**What is being asked:** Write out the listing below again, precisely as it is given.
= = =
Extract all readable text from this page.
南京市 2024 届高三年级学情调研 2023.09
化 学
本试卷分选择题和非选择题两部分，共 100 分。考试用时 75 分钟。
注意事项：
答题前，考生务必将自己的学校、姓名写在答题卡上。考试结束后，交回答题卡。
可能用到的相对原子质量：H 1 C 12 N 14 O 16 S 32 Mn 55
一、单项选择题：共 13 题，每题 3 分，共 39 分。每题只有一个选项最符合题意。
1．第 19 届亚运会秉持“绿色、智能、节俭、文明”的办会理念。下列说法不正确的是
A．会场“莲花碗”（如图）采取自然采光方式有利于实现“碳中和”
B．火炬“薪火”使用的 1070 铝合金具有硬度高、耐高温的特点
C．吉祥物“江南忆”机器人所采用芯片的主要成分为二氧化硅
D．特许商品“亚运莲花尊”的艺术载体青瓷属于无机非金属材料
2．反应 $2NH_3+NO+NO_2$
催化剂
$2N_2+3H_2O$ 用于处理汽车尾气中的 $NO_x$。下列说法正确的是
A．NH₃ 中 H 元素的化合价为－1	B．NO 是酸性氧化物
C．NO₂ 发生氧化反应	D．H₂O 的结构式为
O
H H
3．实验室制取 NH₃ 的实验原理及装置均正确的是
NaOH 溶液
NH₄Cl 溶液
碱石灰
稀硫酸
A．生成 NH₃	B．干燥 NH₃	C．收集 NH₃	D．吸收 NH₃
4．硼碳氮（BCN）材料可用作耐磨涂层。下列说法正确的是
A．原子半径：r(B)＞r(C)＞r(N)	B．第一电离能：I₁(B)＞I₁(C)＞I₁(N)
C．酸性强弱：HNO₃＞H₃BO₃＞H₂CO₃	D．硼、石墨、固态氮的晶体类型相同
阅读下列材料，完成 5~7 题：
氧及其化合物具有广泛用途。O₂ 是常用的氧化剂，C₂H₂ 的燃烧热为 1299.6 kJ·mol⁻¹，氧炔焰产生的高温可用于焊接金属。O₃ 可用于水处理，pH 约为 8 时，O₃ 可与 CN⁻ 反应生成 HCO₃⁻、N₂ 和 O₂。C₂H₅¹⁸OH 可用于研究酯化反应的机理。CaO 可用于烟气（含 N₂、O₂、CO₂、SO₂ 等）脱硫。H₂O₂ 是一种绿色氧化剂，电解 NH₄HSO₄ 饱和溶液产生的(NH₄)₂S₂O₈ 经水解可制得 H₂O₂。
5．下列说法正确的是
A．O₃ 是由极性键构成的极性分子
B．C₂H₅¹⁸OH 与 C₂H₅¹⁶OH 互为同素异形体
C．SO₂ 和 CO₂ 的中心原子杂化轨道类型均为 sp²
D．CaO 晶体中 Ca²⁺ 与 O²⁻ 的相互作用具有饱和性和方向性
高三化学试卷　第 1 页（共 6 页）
= = =
**Problem solution:**
Extract all readable text from this page.
南京市 2024 届高三年级学情调研 2023.09
化 学
本试卷分选择题和非选择题两部分，共 100 分。考试用时 75 分钟。
注意事项：
答题前，考生务必将自己的学校、姓名写在答题卡上。考试结束后，交回答题卡。
可能用到的相对原子质量：H 1 C 12 N 14 O 16 S 32 Mn 55
一、单项选择题：共 13 题，每题 3 分，共 39 分。每题只有一个选项最符合题意。
1．第 19 届亚运会秉持“绿色、智能、节俭、文明”的办会理念。下列说法不正确的是
A．会场“莲花碗”（如图）采取自然采光方式有利于实现“碳中和”
B．火炬“薪火”使用的 1070 铝合金具有硬度高、耐高温的特点
C．吉祥物“江南忆”机器人所采用芯片的主要成分为二氧化硅
D．特许商品“亚运莲花尊”的艺术载体青瓷属于无机非金属材料
2．反应 $2NH_3+NO+NO_2$
催化剂
$2N_2+3H_2O$ 用于处理汽车尾气中的 $NO_x$。下列说法正确的是
A．NH₃ 中 H 元素的化合价为－1	B．NO 是酸性氧化物
C．NO₂ 发生氧化反应	D．H₂O 的结构式为
O
H H
3．实验室制取 NH₃ 的实验原理及装置均正确的是
NaOH 溶液
NH₄Cl 溶液
碱石灰
稀硫酸
A．生成 NH₃	B．干燥 NH₃	C．收集 NH₃	D．吸收 NH₃
4．硼碳氮（BCN）材料可用作耐磨涂层。下列说法正确的是
A．原子半径：r(B)＞r(C)＞r(N)	B．第一电离能：I₁(B)＞I₁(C)＞I₁(N)
C．酸性强弱：HNO₃＞H₃BO₃＞H₂CO₃	D．硼、石墨、固态氮的晶体类型相同
阅读下列材料，完成 5~7 题：
氧及其化合物具有广泛用途。O₂ 是常用的氧化剂，C₂H₂ 的燃烧热为 1299.6 kJ·mol⁻¹，氧炔焰产生的高温可用于焊接金属。O₃ 可用于水处理，pH 约为 8 时，O₃ 可与 CN⁻ 反应生成 HCO₃⁻、N₂ 和 O₂。C₂H₅¹⁸OH 可用于研究酯化反应的机理。CaO 可用于烟气（含 N₂、O₂、CO₂、SO₂ 等）脱硫。H₂O₂ 是一种绿色氧化剂，电解 NH₄HSO₄ 饱和溶液产生的(NH₄)₂S₂O₈ 经水解可制得 H₂O₂。
5．下列说法正确的是
A．O₃ 是由极性键构成的极性分子
B．C₂H₅¹⁸OH 与 C₂H₅¹⁶OH 互为同素异形体
C．SO₂ 和 CO₂ 的中心原子杂化轨道类型均为 sp²
D．CaO 晶体中 Ca²⁺ 与 O²⁻ 的相互作用具有饱和性和方向性
高三化学试卷　第 1 页（共 6 页）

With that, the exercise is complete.